- _TEXT EXCERPT_:
When Susie asked, Warren gave. Unyielding about how he spent his time, he gave in to her on almost everything else. This was the year they remodeled the house. Already the biggest on the block, under Susie’s direction a new wing replaced the old garage, giving the neighborhood kids a place to gather in a new family room. Warren was excited at having his own racquetball court in the basement underneath—like Ping-Pong on a human-size scale—where he took his friends and business colleagues to play.
But even though Warren was like a kid in many ways, and Susie wished he were a more attentive father, he was loyal and committed: He showed up at school events and took the children on vacations. The year of “White Rabbit” and Sgt. Pepper’s Lonely Hearts Club Band, 1967, marked the apex of the rock-and-roll drug culture, but with Susie Jr. in eighth grade, Howie in sixth, and Peter in third, the Buffetts were blessedly free of worries faced by many other parents.
Susie Jr. had developed from a timid child to a self-sufficient teen and the undisputed boss of her siblings. A rock-and-roll girl, she introduced her brothers to groups like the Byrds and the Kinks. She was a straight kid, however, not sucked into the druggy element at school. Howie, now twelve, was still young enough to try to scare his sister and her friends by looming from the crabapple tree outside her window in a gorilla costume. But his pranks were getting more sophisticated, and more dangerous. He put Scout the dog on the roof, went downstairs, and called him to see if he would come. Scout did, and wound up at the vet with a broken leg. “Well, I just wanted to see if he would come,” Howie protested.2 To foil his mother from periodically locking him in his room out of frustration, he bought a lock at a hardware store and started locking her out. Peter spent hours at the piano, playing by himself or with his friend Lars Erickson. He was winning talent shows and seemed as absorbed in his music as his father was in making money.
The one person in the family who was seduced by the dark side of the psychedelic sixties was seventeen-year-old Billy Rogers, son of Susie’s sister, Dottie, now a budding jazz guitarist who was experimenting with drugs. His mother did some volunteer work and was an expert seamstress, but she also slept until noon, seemed paralyzed by making decisions, and at times was so distant and vague that it was literally impossible to carry on a coherent conversation with her. Dottie was drinking more and not paying attention to her kids. Susie often took Billy to watch Calvin Keys, a local jazz guitar player—so that Billy could learn technique from him, but also to try to straighten Billy out.3
She faced a daunting task in an era when the drug culture of pot and LSD was ubiquitous and Timothy Leary invited America to “Turn on, tune in, drop out.” The youth-led counterculture was rebelling against all forms of authority, everything for which the prior decades had stood. “This ain’t Eisenhower’s America no more,” said one of the hundred thousand hippies milling about San Francisco’s Haight-Ashbury that summer, as if that were explanation enough.4
Warren still lived in Eisenhower’s America. He had never suffered from Beatlemania. His state of consciousness remained unaltered. His mind was deep in rigorous philosophical inquiry, torn between the cigar-butt philosophy of Ben Graham and the “great businesses” of Phil Fisher and Charlie Munger.
“I was in this Charlie Munger–influenced type transition—sort of back and forth. It was kind of like during the Protestant Reformation. And I would listen to Martin Luther one day and the Pope the next. Ben Graham, of course, being the Pope.”

- _SET OF TASKS_:
A – Put the stretch of the listing from its first line through the line that contains "give me the" into a JSON list of strings, one string per line, with blank lines and the pictures left out.
B – Write what comes next in the excerpt on Warren Buffett's family and investing outlook in 1967, starting after its last sentence.

- _SUPPLIED MATERIAL_:
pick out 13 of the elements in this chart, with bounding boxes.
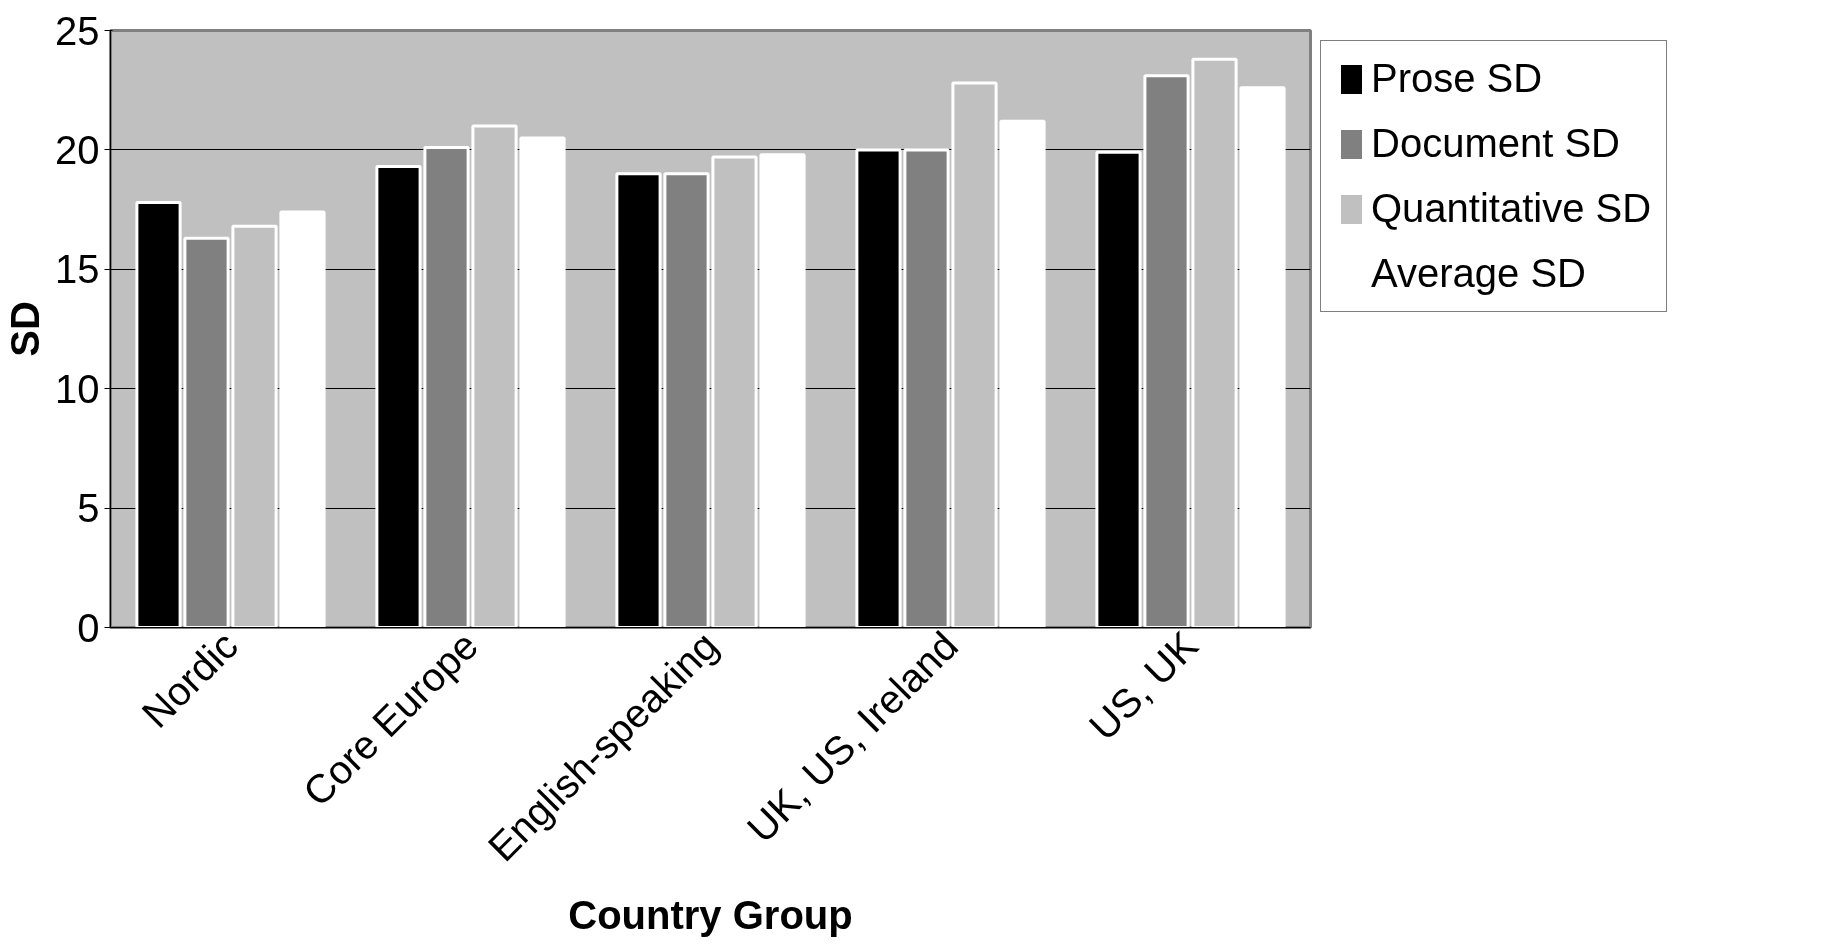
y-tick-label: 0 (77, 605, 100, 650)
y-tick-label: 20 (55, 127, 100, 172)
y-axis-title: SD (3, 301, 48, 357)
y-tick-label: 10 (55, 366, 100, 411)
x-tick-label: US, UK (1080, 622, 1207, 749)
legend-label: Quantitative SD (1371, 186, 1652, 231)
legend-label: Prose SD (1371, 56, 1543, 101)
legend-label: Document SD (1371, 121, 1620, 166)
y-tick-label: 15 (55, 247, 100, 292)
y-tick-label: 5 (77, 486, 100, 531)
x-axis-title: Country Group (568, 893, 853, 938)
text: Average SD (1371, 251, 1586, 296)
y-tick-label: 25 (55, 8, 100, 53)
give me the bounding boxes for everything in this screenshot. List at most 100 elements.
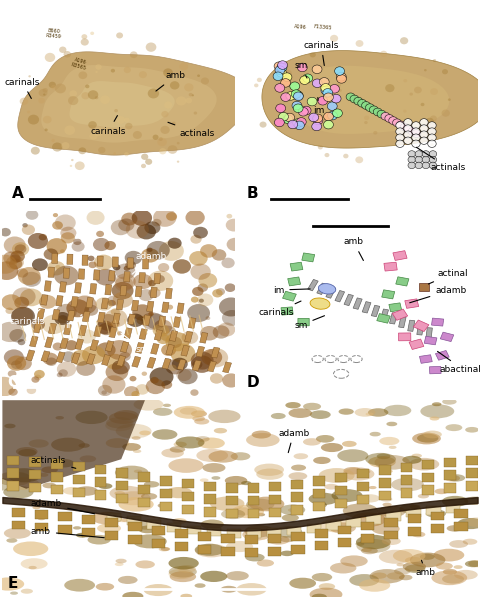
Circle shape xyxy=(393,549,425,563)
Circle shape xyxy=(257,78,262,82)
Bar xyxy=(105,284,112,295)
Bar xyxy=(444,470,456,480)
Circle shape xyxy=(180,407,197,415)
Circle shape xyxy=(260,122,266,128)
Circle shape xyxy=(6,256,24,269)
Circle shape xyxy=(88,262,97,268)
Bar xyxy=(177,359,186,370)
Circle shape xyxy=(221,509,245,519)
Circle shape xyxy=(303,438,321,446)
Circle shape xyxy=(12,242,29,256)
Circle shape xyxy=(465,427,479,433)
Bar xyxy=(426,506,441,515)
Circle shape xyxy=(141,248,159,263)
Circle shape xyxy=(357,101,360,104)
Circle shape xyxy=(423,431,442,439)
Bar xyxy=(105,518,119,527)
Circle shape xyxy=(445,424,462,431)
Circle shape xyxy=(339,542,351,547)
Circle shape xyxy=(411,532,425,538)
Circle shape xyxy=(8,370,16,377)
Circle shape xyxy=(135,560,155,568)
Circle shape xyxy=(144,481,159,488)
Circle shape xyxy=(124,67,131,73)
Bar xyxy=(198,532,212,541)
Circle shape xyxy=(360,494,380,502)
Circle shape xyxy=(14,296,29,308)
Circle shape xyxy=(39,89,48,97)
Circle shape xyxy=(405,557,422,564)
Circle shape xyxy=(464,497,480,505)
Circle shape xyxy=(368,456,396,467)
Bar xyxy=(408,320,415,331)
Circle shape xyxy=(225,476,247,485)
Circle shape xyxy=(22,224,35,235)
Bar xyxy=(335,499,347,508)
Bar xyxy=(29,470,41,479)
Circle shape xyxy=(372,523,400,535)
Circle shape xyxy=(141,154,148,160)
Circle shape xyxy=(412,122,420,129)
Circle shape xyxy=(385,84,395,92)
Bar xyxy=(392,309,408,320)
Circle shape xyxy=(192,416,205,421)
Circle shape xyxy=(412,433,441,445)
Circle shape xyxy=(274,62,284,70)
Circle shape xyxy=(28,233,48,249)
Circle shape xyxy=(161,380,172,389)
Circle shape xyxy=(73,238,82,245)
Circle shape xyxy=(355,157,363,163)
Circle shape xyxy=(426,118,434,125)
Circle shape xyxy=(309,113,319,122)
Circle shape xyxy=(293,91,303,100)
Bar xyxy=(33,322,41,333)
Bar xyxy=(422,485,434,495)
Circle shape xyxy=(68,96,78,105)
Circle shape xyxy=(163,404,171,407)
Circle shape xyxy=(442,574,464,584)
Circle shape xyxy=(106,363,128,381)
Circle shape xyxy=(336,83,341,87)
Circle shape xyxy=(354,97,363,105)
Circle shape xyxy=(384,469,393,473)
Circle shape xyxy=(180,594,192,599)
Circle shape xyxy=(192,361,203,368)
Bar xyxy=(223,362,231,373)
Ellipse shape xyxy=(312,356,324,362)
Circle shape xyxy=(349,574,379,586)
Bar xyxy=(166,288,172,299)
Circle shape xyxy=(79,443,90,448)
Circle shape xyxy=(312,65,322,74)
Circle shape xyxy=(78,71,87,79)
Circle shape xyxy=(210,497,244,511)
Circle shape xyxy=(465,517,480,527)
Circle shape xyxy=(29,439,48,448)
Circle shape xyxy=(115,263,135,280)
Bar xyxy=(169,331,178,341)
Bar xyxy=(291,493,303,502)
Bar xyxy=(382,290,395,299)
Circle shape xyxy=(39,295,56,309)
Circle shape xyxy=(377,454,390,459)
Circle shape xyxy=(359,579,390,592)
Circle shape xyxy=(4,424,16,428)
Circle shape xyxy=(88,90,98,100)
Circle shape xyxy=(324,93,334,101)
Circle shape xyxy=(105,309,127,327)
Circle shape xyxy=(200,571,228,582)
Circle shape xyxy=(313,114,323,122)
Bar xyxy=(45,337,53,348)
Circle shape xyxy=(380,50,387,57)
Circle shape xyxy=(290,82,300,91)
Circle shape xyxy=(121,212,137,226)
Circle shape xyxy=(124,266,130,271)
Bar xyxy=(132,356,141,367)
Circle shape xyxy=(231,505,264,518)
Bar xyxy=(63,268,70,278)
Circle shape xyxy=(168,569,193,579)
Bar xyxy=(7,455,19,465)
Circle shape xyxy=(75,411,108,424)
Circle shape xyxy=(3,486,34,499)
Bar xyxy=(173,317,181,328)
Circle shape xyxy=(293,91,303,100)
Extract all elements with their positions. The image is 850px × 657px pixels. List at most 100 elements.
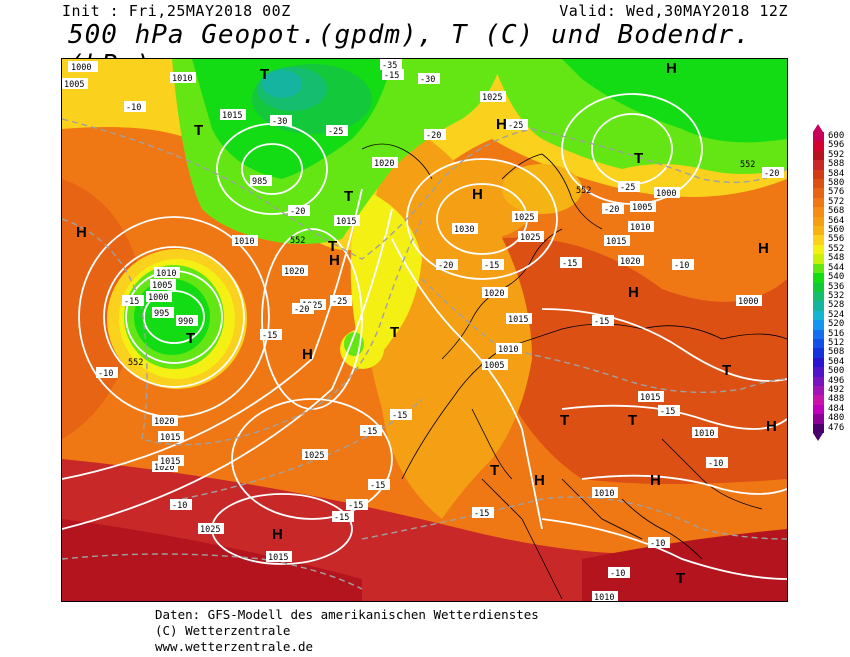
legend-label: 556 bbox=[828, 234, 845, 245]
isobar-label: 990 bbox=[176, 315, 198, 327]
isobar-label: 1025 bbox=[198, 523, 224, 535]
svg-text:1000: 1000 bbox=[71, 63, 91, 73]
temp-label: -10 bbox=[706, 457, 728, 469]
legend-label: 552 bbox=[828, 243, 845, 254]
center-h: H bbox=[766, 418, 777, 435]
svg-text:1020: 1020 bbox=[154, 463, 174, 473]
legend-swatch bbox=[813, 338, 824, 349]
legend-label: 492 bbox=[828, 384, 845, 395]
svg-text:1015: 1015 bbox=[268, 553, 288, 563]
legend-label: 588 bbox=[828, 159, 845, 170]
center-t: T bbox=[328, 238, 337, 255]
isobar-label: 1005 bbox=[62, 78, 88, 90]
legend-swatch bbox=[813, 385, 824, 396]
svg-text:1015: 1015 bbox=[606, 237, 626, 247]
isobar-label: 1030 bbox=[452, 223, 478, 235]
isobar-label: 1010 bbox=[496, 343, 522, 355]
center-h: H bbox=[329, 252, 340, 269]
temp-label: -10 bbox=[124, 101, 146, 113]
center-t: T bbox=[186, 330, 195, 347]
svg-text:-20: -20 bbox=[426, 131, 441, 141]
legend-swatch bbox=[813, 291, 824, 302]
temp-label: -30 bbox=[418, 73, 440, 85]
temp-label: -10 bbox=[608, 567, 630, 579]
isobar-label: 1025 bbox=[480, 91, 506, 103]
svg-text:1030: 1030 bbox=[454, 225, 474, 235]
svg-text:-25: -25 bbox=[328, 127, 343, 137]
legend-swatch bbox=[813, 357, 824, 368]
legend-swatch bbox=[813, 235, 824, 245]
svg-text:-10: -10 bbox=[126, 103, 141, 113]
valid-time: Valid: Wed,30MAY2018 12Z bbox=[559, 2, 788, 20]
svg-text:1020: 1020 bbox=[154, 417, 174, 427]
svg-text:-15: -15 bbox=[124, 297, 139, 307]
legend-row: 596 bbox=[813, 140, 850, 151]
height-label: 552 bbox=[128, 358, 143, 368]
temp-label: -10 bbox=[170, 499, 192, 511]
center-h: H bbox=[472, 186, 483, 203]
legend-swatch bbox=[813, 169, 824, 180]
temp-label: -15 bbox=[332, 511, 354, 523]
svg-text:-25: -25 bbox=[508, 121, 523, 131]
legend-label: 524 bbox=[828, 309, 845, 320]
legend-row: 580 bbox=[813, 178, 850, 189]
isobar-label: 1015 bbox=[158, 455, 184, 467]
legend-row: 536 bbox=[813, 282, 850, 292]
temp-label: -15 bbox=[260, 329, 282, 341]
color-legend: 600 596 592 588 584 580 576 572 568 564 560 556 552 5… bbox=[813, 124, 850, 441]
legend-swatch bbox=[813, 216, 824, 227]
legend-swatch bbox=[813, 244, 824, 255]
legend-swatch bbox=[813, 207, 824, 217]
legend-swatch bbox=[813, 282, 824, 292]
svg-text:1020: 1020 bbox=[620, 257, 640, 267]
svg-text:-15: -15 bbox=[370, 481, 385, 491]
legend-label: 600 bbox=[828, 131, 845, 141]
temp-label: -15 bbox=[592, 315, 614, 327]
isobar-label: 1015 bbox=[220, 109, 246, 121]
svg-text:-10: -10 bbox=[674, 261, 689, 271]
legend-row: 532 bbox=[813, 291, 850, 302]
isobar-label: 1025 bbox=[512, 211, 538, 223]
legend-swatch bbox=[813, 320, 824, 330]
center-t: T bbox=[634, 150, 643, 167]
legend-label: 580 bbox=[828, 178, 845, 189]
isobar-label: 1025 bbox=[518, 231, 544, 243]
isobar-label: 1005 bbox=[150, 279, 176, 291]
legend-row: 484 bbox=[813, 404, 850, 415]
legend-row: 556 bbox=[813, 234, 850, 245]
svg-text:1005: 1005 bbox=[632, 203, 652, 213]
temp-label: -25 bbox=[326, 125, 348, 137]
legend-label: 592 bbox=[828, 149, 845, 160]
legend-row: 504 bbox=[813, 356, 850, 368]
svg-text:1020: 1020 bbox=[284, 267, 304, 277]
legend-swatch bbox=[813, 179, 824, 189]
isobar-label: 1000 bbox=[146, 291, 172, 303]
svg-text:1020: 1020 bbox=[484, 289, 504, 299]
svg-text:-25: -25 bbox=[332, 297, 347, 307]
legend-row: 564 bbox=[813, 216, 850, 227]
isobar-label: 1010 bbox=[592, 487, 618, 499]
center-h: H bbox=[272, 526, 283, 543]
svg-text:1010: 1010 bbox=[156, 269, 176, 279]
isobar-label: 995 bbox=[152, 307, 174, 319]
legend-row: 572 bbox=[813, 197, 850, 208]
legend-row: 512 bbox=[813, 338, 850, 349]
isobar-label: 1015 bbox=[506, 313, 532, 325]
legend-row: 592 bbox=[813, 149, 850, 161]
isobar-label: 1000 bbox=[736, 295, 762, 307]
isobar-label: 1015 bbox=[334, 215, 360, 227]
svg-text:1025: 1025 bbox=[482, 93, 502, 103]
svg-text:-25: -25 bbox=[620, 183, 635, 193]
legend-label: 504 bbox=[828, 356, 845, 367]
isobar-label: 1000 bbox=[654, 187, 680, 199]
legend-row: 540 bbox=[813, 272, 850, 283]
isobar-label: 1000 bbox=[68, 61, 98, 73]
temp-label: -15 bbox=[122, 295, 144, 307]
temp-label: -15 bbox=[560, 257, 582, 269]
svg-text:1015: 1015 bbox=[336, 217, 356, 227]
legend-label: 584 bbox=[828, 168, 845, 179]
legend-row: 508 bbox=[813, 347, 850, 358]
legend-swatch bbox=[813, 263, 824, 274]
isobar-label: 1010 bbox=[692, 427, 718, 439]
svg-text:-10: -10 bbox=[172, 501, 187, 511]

- _TASK RESULTS_:
A –
[
  "pick out 13 of the elements in this chart, with bounding boxes.",
  "y-tick-label: 0 (77, 605, 100, 650)",
  "y-tick-label: 20 (55, 127, 100, 172)",
  "y-axis-title: SD (3, 301, 48, 357)",
  "y-tick-label: 10 (55, 366, 100, 411)",
  "x-tick-label: US, UK (1080, 622, 1207, 749)",
  "legend-label: Quantitative SD (1371, 186, 1652, 231)",
  "legend-label: Prose SD (1371, 56, 1543, 101)",
  "legend-label: Document SD (1371, 121, 1620, 166)",
  "y-tick-label: 15 (55, 247, 100, 292)",
  "y-tick-label: 5 (77, 486, 100, 531)",
  "x-axis-title: Country Group (568, 893, 853, 938)",
  "text: Average SD (1371, 251, 1586, 296)",
  "y-tick-label: 25 (55, 8, 100, 53)",
  "give me the bounding boxes for everything in this screenshot. List at most 100 elements."
]

B –
While Munger was nailing his theses on the door of the Cigar Butt Cathedral, the market itself had abandoned all authorities past and present; as the 1960s progressed, chatter about stocks enlivened cocktail parties, and housewives called their brokers from the beauty parlor. Trading volumes were up by one-third.5 Buffett, at thirty-six, felt like a grizzled old man in a world that craved Transitron, Polaroid, Xerox, Electronic Data Systems—companies whose technology he did not understand. He told his partners that he was slowing down. “We simply don’t have that many good ideas,” he wrote.6
Yet he did not relax his rules in search of ways to keep the money at work. Instead, he laid out two new restrictions that would make it even harder for him to invest. These personal preferences now became part of the official canon.
1. We will not go into businesses where technology which is way over my head is crucial to the investment decision. I know about as much about semiconductors or integrated circuits as I do of the mating habits of the chrzaszcz.
2. [W]e will not seek out activity in investment operations, even if offering splendid profit expectations, where major human problems appear to have a substantial chance of developing.
By “major human problems” he meant layoffs, plant closings—and union businesses that couldn’t take a strike. This also meant he would think once, twice, three times, before smoking any more cigar butts.
The cigar butts he owned were problem enough. Berkshire Hathaway was now “on life support.” Buffett had recently hired his Peat, Marwick auditor, Verne McKenzie, and sent him off to New Bedford to oversee the wretched textile mill. He had been regretting a mistake he had made at a recent Berkshire Hathaway board meeting. Feeling flush during what would turn out to be a brief moment of financial success, Buffett had let himself get talked into a ten-cent-per-share dividend. Either while daydreaming or simply in a moment of weakness, Buffett went along with the distribution; a dime a share sounded measly; it somehow took him twenty-four hours to wake up. By then it was too late and his uncharacteristic agreeableness had showered on the partners and shareholders $101,733 that he knew he could have turned into millions someday.7 He would never make a mistake like that again.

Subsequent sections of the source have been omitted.